(Collected data entries)
####

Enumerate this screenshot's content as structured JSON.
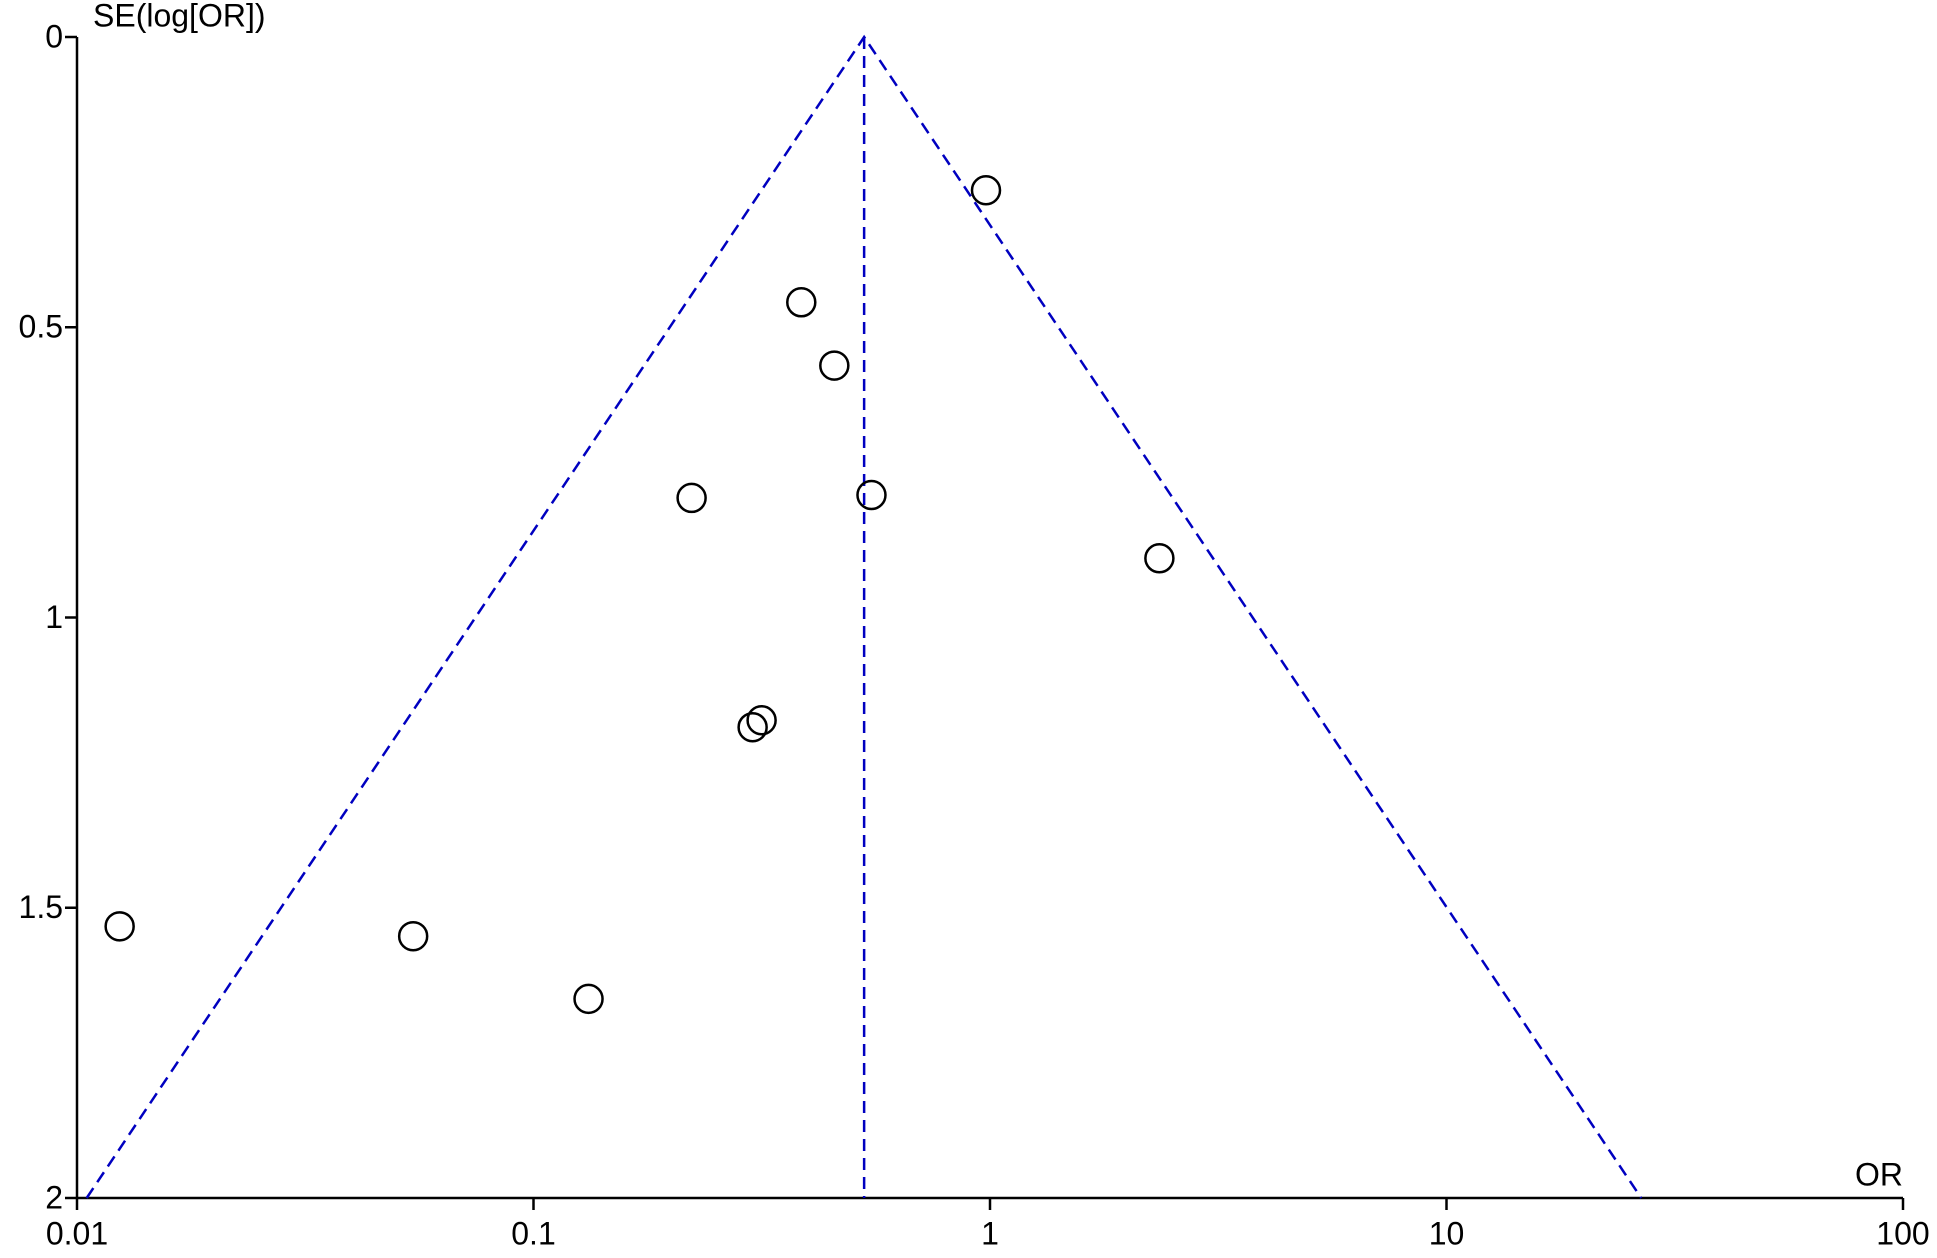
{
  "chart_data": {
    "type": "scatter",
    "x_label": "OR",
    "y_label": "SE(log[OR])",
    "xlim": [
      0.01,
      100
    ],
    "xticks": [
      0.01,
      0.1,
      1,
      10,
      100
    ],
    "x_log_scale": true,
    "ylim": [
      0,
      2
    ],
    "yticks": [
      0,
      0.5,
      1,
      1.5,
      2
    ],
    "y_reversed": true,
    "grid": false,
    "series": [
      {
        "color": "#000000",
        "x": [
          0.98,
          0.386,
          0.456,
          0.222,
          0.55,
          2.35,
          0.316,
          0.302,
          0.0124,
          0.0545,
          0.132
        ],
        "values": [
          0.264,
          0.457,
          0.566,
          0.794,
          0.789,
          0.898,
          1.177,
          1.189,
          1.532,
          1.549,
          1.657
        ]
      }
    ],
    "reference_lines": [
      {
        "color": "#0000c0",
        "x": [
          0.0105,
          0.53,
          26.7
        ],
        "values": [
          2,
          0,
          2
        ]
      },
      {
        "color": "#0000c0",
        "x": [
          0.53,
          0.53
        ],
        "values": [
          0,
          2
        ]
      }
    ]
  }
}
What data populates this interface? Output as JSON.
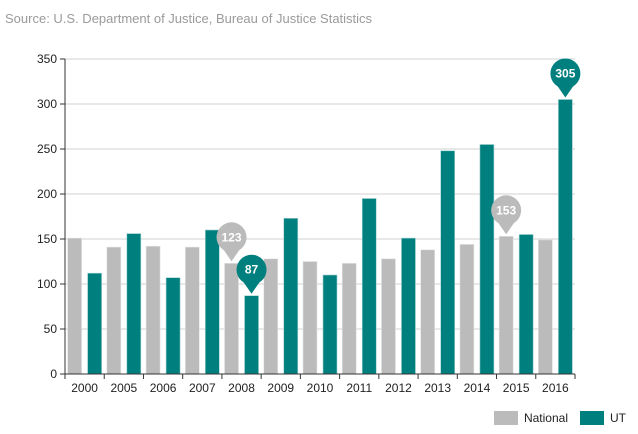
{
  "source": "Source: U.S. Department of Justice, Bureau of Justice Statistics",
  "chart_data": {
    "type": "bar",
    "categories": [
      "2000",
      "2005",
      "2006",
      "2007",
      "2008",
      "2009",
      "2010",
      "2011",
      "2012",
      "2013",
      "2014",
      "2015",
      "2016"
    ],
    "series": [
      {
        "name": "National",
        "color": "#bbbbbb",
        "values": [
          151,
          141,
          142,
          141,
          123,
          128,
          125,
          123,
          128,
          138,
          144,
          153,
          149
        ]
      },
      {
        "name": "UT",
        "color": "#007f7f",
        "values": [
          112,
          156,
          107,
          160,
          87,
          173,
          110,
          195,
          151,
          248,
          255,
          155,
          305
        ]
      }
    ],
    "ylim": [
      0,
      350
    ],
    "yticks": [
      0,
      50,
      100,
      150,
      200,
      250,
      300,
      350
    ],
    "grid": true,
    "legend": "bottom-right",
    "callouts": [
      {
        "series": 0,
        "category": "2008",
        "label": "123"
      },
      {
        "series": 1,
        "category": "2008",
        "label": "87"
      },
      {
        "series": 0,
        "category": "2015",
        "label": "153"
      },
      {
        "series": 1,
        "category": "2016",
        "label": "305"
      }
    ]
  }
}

####

#### What is expected:
Filter out all lines lacking the word "color" and copy the rest.

#### Task output:
        "color": "#000000",
        "color": "#0000c0",
        "color": "#0000c0",
        "color": "#bbbbbb",
        "color": "#007f7f",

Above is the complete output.